▶ _Opdracht_: Orden alle regels van de records hieronder als genummerde lijst, zonder lege regels. Laat de afbeeldingen in het antwoord weg.

Records met visuele lay-out:
···

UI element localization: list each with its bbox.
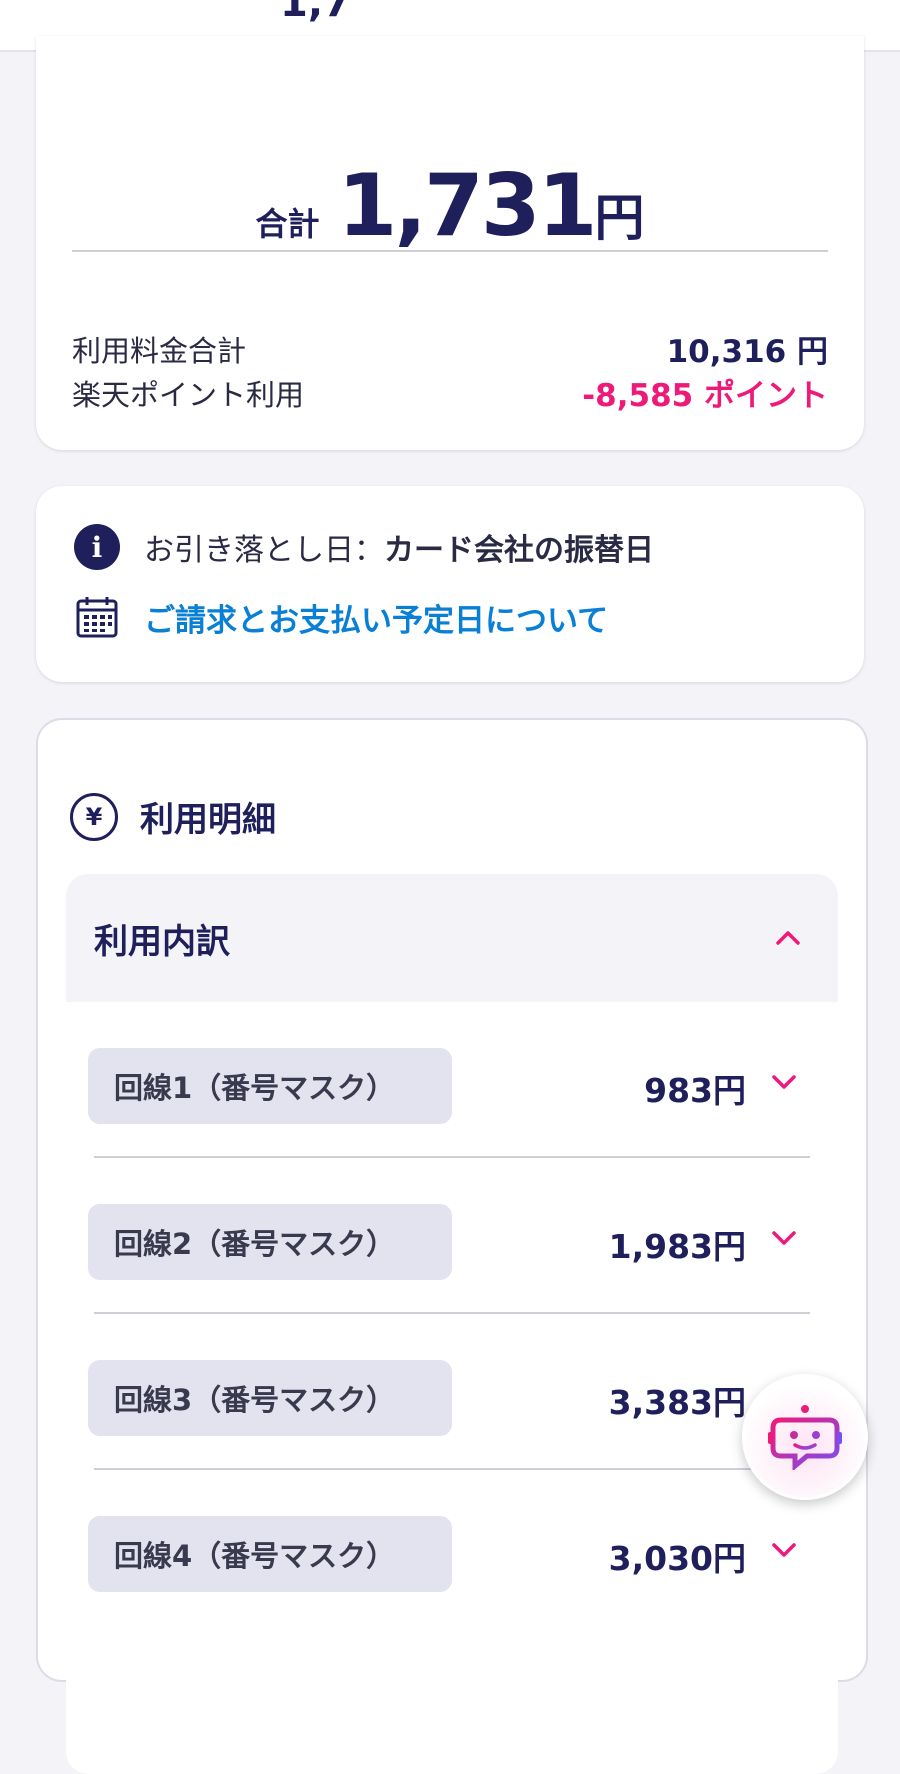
info-icon: i <box>74 524 120 570</box>
usage-total-row: 利用料金合計 10,316 円 <box>72 326 828 371</box>
total-amount: 1,731 <box>337 156 597 256</box>
line-amount: 3,383円 <box>608 1383 746 1422</box>
line-item-1[interactable]: 回線1（番号マスク） 983円 <box>66 1002 838 1158</box>
usage-total-value: 10,316 円 <box>666 334 828 370</box>
usage-breakdown-accordion: 利用内訳 回線1（番号マスク） 983円 回線2（番号マスク） 1,983円 回… <box>66 874 838 1774</box>
header-partial-text: 1,7 <box>280 0 351 26</box>
usage-details-card: ¥ 利用明細 利用内訳 回線1（番号マスク） 983円 回線2（番号マスク） 1… <box>36 718 868 1774</box>
line-item-3[interactable]: 回線3（番号マスク） 3,383円 <box>66 1314 838 1470</box>
points-used-value: -8,585 ポイント <box>582 378 828 414</box>
debit-date-label: お引き落とし日： <box>144 533 384 568</box>
chevron-down-icon[interactable] <box>770 1224 798 1252</box>
line-item-4[interactable]: 回線4（番号マスク） 3,030円 <box>66 1470 838 1626</box>
chatbot-icon <box>768 1405 842 1470</box>
line-item-2[interactable]: 回線2（番号マスク） 1,983円 <box>66 1158 838 1314</box>
chevron-down-icon[interactable] <box>770 1068 798 1096</box>
usage-total-label: 利用料金合計 <box>72 333 247 368</box>
billing-schedule-link[interactable]: ご請求とお支払い予定日について <box>144 595 608 640</box>
divider <box>72 250 828 252</box>
schedule-link-row[interactable]: ご請求とお支払い予定日について <box>74 594 608 640</box>
line-label: 回線3（番号マスク） <box>88 1360 452 1436</box>
chatbot-button[interactable] <box>742 1374 868 1500</box>
total-label: 合計 <box>255 205 320 243</box>
line-amount: 983円 <box>644 1071 746 1110</box>
payment-info-card: i お引き落とし日： カード会社の振替日 ご請求とお支払い予定日について <box>36 486 864 682</box>
line-label: 回線1（番号マスク） <box>88 1048 452 1124</box>
yen-icon: ¥ <box>70 792 118 841</box>
chevron-down-icon[interactable] <box>770 1536 798 1564</box>
line-amount: 1,983円 <box>608 1227 746 1266</box>
points-used-label: 楽天ポイント利用 <box>72 377 305 412</box>
debit-date-row: i お引き落とし日： カード会社の振替日 <box>74 524 654 570</box>
billing-summary-card: 合計 1,731 円 利用料金合計 10,316 円 楽天ポイント利用 -8,5… <box>36 36 864 450</box>
debit-date-value: カード会社の振替日 <box>384 533 654 568</box>
line-label: 回線2（番号マスク） <box>88 1204 452 1280</box>
points-used-row: 楽天ポイント利用 -8,585 ポイント <box>72 370 828 415</box>
chevron-up-icon[interactable] <box>774 924 802 952</box>
line-amount: 3,030円 <box>608 1539 746 1578</box>
calendar-icon <box>76 597 118 638</box>
total-unit: 円 <box>594 189 645 247</box>
line-label: 回線4（番号マスク） <box>88 1516 452 1592</box>
usage-breakdown-toggle[interactable]: 利用内訳 <box>66 874 838 1002</box>
usage-details-header: ¥ 利用明細 <box>70 792 276 841</box>
usage-breakdown-title: 利用内訳 <box>94 922 230 962</box>
usage-details-title: 利用明細 <box>140 800 276 840</box>
total-row: 合計 1,731 円 <box>36 156 864 256</box>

···

▶ _Verwacht antwoord_:
1. UI element localization: list each with its bbox.
2. info-icon: i <box>74 524 120 570</box>
3. usage-total-row: 利用料金合計 10,316 円 <box>72 326 828 371</box>
4. total-amount: 1,731 <box>337 156 597 256</box>
5. line-amount: 3,383円 <box>608 1383 746 1422</box>
6. line-item-1[interactable]: 回線1（番号マスク） 983円 <box>66 1002 838 1158</box>
7. usage-total-value: 10,316 円 <box>666 334 828 370</box>
8. usage-breakdown-accordion: 利用内訳 回線1（番号マスク） 983円 回線2（番号マスク） 1,983円 回… <box>66 874 838 1774</box>
9. header-partial-text: 1,7 <box>280 0 351 26</box>
10. usage-details-card: ¥ 利用明細 利用内訳 回線1（番号マスク） 983円 回線2（番号マスク） 1… <box>36 718 868 1774</box>
11. line-item-3[interactable]: 回線3（番号マスク） 3,383円 <box>66 1314 838 1470</box>
12. points-used-value: -8,585 ポイント <box>582 378 828 414</box>
13. debit-date-label: お引き落とし日： <box>144 533 384 568</box>
14. chevron-down-icon[interactable] <box>770 1224 798 1252</box>
15. line-item-4[interactable]: 回線4（番号マスク） 3,030円 <box>66 1470 838 1626</box>
16. chatbot-icon <box>768 1405 842 1470</box>
17. line-item-2[interactable]: 回線2（番号マスク） 1,983円 <box>66 1158 838 1314</box>
18. chevron-down-icon[interactable] <box>770 1068 798 1096</box>
19. usage-total-label: 利用料金合計 <box>72 333 247 368</box>
20. billing-schedule-link[interactable]: ご請求とお支払い予定日について <box>144 595 608 640</box>
21. divider <box>72 250 828 252</box>
22. schedule-link-row[interactable]: ご請求とお支払い予定日について <box>74 594 608 640</box>
23. line-label: 回線3（番号マスク） <box>88 1360 452 1436</box>
24. chatbot-button[interactable] <box>742 1374 868 1500</box>
25. total-label: 合計 <box>255 205 320 243</box>
26. line-amount: 983円 <box>644 1071 746 1110</box>
27. payment-info-card: i お引き落とし日： カード会社の振替日 ご請求とお支払い予定日について <box>36 486 864 682</box>
28. line-label: 回線1（番号マスク） <box>88 1048 452 1124</box>
29. yen-icon: ¥ <box>70 792 118 841</box>
30. chevron-down-icon[interactable] <box>770 1536 798 1564</box>
31. line-amount: 1,983円 <box>608 1227 746 1266</box>
32. points-used-label: 楽天ポイント利用 <box>72 377 305 412</box>
33. debit-date-row: i お引き落とし日： カード会社の振替日 <box>74 524 654 570</box>
34. billing-summary-card: 合計 1,731 円 利用料金合計 10,316 円 楽天ポイント利用 -8,5… <box>36 36 864 450</box>
35. debit-date-value: カード会社の振替日 <box>384 533 654 568</box>
36. line-label: 回線2（番号マスク） <box>88 1204 452 1280</box>
37. points-used-row: 楽天ポイント利用 -8,585 ポイント <box>72 370 828 415</box>
38. chevron-up-icon[interactable] <box>774 924 802 952</box>
39. line-amount: 3,030円 <box>608 1539 746 1578</box>
40. calendar-icon <box>76 597 118 638</box>
41. total-unit: 円 <box>594 189 645 247</box>
42. line-label: 回線4（番号マスク） <box>88 1516 452 1592</box>
43. usage-breakdown-toggle[interactable]: 利用内訳 <box>66 874 838 1002</box>
44. usage-details-header: ¥ 利用明細 <box>70 792 276 841</box>
45. usage-breakdown-title: 利用内訳 <box>94 922 230 962</box>
46. usage-details-title: 利用明細 <box>140 800 276 840</box>
47. total-row: 合計 1,731 円 <box>36 156 864 256</box>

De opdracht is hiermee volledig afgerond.